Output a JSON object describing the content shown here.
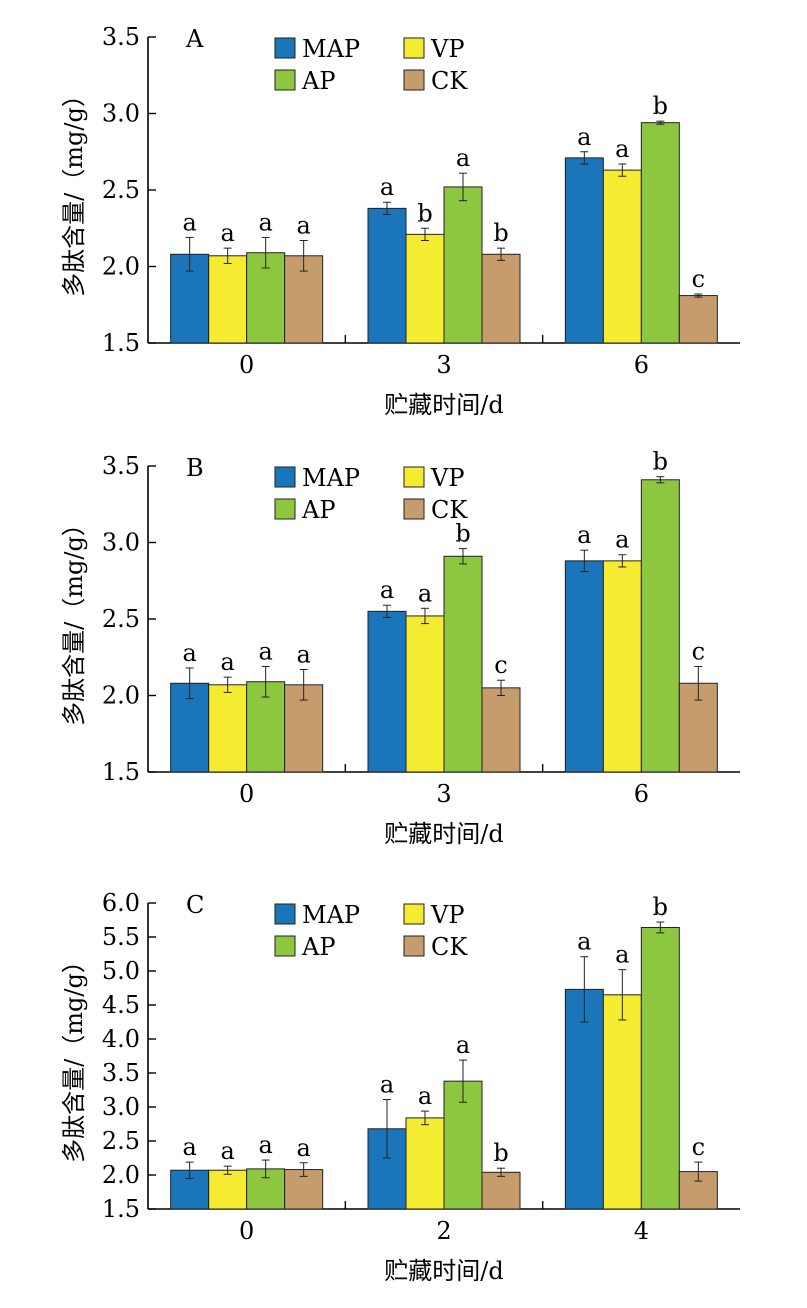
{
  "legend": [
    {
      "name": "MAP",
      "color": "#1b75bb"
    },
    {
      "name": "VP",
      "color": "#f5ec31"
    },
    {
      "name": "AP",
      "color": "#8dc63f"
    },
    {
      "name": "CK",
      "color": "#c69c6d"
    }
  ],
  "chart_data": [
    {
      "type": "bar",
      "panel": "A",
      "xlabel": "贮藏时间/d",
      "ylabel": "多肽含量/（mg/g）",
      "categories": [
        "0",
        "3",
        "6"
      ],
      "ylim": [
        1.5,
        3.5
      ],
      "yticks": [
        "1.5",
        "2.0",
        "2.5",
        "3.0",
        "3.5"
      ],
      "series": [
        {
          "name": "MAP",
          "values": [
            2.08,
            2.38,
            2.71
          ],
          "errors": [
            0.11,
            0.04,
            0.04
          ],
          "labels": [
            "a",
            "a",
            "a"
          ]
        },
        {
          "name": "VP",
          "values": [
            2.07,
            2.21,
            2.63
          ],
          "errors": [
            0.05,
            0.04,
            0.04
          ],
          "labels": [
            "a",
            "b",
            "a"
          ]
        },
        {
          "name": "AP",
          "values": [
            2.09,
            2.52,
            2.94
          ],
          "errors": [
            0.1,
            0.09,
            0.01
          ],
          "labels": [
            "a",
            "a",
            "b"
          ]
        },
        {
          "name": "CK",
          "values": [
            2.07,
            2.08,
            1.81
          ],
          "errors": [
            0.1,
            0.04,
            0.01
          ],
          "labels": [
            "a",
            "b",
            "c"
          ]
        }
      ]
    },
    {
      "type": "bar",
      "panel": "B",
      "xlabel": "贮藏时间/d",
      "ylabel": "多肽含量/（mg/g）",
      "categories": [
        "0",
        "3",
        "6"
      ],
      "ylim": [
        1.5,
        3.5
      ],
      "yticks": [
        "1.5",
        "2.0",
        "2.5",
        "3.0",
        "3.5"
      ],
      "series": [
        {
          "name": "MAP",
          "values": [
            2.08,
            2.55,
            2.88
          ],
          "errors": [
            0.1,
            0.04,
            0.07
          ],
          "labels": [
            "a",
            "a",
            "a"
          ]
        },
        {
          "name": "VP",
          "values": [
            2.07,
            2.52,
            2.88
          ],
          "errors": [
            0.05,
            0.05,
            0.04
          ],
          "labels": [
            "a",
            "a",
            "a"
          ]
        },
        {
          "name": "AP",
          "values": [
            2.09,
            2.91,
            3.41
          ],
          "errors": [
            0.1,
            0.05,
            0.02
          ],
          "labels": [
            "a",
            "b",
            "b"
          ]
        },
        {
          "name": "CK",
          "values": [
            2.07,
            2.05,
            2.08
          ],
          "errors": [
            0.1,
            0.05,
            0.11
          ],
          "labels": [
            "a",
            "c",
            "c"
          ]
        }
      ]
    },
    {
      "type": "bar",
      "panel": "C",
      "xlabel": "贮藏时间/d",
      "ylabel": "多肽含量/（mg/g）",
      "categories": [
        "0",
        "2",
        "4"
      ],
      "ylim": [
        1.5,
        6.0
      ],
      "yticks": [
        "1.5",
        "2.0",
        "2.5",
        "3.0",
        "3.5",
        "4.0",
        "4.5",
        "5.0",
        "5.5",
        "6.0"
      ],
      "series": [
        {
          "name": "MAP",
          "values": [
            2.07,
            2.68,
            4.73
          ],
          "errors": [
            0.12,
            0.43,
            0.48
          ],
          "labels": [
            "a",
            "a",
            "a"
          ]
        },
        {
          "name": "VP",
          "values": [
            2.07,
            2.84,
            4.65
          ],
          "errors": [
            0.06,
            0.1,
            0.37
          ],
          "labels": [
            "a",
            "a",
            "a"
          ]
        },
        {
          "name": "AP",
          "values": [
            2.09,
            3.38,
            5.64
          ],
          "errors": [
            0.13,
            0.31,
            0.08
          ],
          "labels": [
            "a",
            "a",
            "b"
          ]
        },
        {
          "name": "CK",
          "values": [
            2.08,
            2.04,
            2.05
          ],
          "errors": [
            0.1,
            0.06,
            0.14
          ],
          "labels": [
            "a",
            "b",
            "c"
          ]
        }
      ]
    }
  ]
}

* What this task involves: Without the pictures, restate each entry exactly.

* Task answer:
Output a JSON object describing the content shown here.
{
  "legend": [
    {
      "name": "MAP",
      "color": "#1b75bb"
    },
    {
      "name": "VP",
      "color": "#f5ec31"
    },
    {
      "name": "AP",
      "color": "#8dc63f"
    },
    {
      "name": "CK",
      "color": "#c69c6d"
    }
  ],
  "chart_data": [
    {
      "type": "bar",
      "panel": "A",
      "xlabel": "贮藏时间/d",
      "ylabel": "多肽含量/（mg/g）",
      "categories": [
        "0",
        "3",
        "6"
      ],
      "ylim": [
        1.5,
        3.5
      ],
      "yticks": [
        "1.5",
        "2.0",
        "2.5",
        "3.0",
        "3.5"
      ],
      "series": [
        {
          "name": "MAP",
          "values": [
            2.08,
            2.38,
            2.71
          ],
          "errors": [
            0.11,
            0.04,
            0.04
          ],
          "labels": [
            "a",
            "a",
            "a"
          ]
        },
        {
          "name": "VP",
          "values": [
            2.07,
            2.21,
            2.63
          ],
          "errors": [
            0.05,
            0.04,
            0.04
          ],
          "labels": [
            "a",
            "b",
            "a"
          ]
        },
        {
          "name": "AP",
          "values": [
            2.09,
            2.52,
            2.94
          ],
          "errors": [
            0.1,
            0.09,
            0.01
          ],
          "labels": [
            "a",
            "a",
            "b"
          ]
        },
        {
          "name": "CK",
          "values": [
            2.07,
            2.08,
            1.81
          ],
          "errors": [
            0.1,
            0.04,
            0.01
          ],
          "labels": [
            "a",
            "b",
            "c"
          ]
        }
      ]
    },
    {
      "type": "bar",
      "panel": "B",
      "xlabel": "贮藏时间/d",
      "ylabel": "多肽含量/（mg/g）",
      "categories": [
        "0",
        "3",
        "6"
      ],
      "ylim": [
        1.5,
        3.5
      ],
      "yticks": [
        "1.5",
        "2.0",
        "2.5",
        "3.0",
        "3.5"
      ],
      "series": [
        {
          "name": "MAP",
          "values": [
            2.08,
            2.55,
            2.88
          ],
          "errors": [
            0.1,
            0.04,
            0.07
          ],
          "labels": [
            "a",
            "a",
            "a"
          ]
        },
        {
          "name": "VP",
          "values": [
            2.07,
            2.52,
            2.88
          ],
          "errors": [
            0.05,
            0.05,
            0.04
          ],
          "labels": [
            "a",
            "a",
            "a"
          ]
        },
        {
          "name": "AP",
          "values": [
            2.09,
            2.91,
            3.41
          ],
          "errors": [
            0.1,
            0.05,
            0.02
          ],
          "labels": [
            "a",
            "b",
            "b"
          ]
        },
        {
          "name": "CK",
          "values": [
            2.07,
            2.05,
            2.08
          ],
          "errors": [
            0.1,
            0.05,
            0.11
          ],
          "labels": [
            "a",
            "c",
            "c"
          ]
        }
      ]
    },
    {
      "type": "bar",
      "panel": "C",
      "xlabel": "贮藏时间/d",
      "ylabel": "多肽含量/（mg/g）",
      "categories": [
        "0",
        "2",
        "4"
      ],
      "ylim": [
        1.5,
        6.0
      ],
      "yticks": [
        "1.5",
        "2.0",
        "2.5",
        "3.0",
        "3.5",
        "4.0",
        "4.5",
        "5.0",
        "5.5",
        "6.0"
      ],
      "series": [
        {
          "name": "MAP",
          "values": [
            2.07,
            2.68,
            4.73
          ],
          "errors": [
            0.12,
            0.43,
            0.48
          ],
          "labels": [
            "a",
            "a",
            "a"
          ]
        },
        {
          "name": "VP",
          "values": [
            2.07,
            2.84,
            4.65
          ],
          "errors": [
            0.06,
            0.1,
            0.37
          ],
          "labels": [
            "a",
            "a",
            "a"
          ]
        },
        {
          "name": "AP",
          "values": [
            2.09,
            3.38,
            5.64
          ],
          "errors": [
            0.13,
            0.31,
            0.08
          ],
          "labels": [
            "a",
            "a",
            "b"
          ]
        },
        {
          "name": "CK",
          "values": [
            2.08,
            2.04,
            2.05
          ],
          "errors": [
            0.1,
            0.06,
            0.14
          ],
          "labels": [
            "a",
            "b",
            "c"
          ]
        }
      ]
    }
  ]
}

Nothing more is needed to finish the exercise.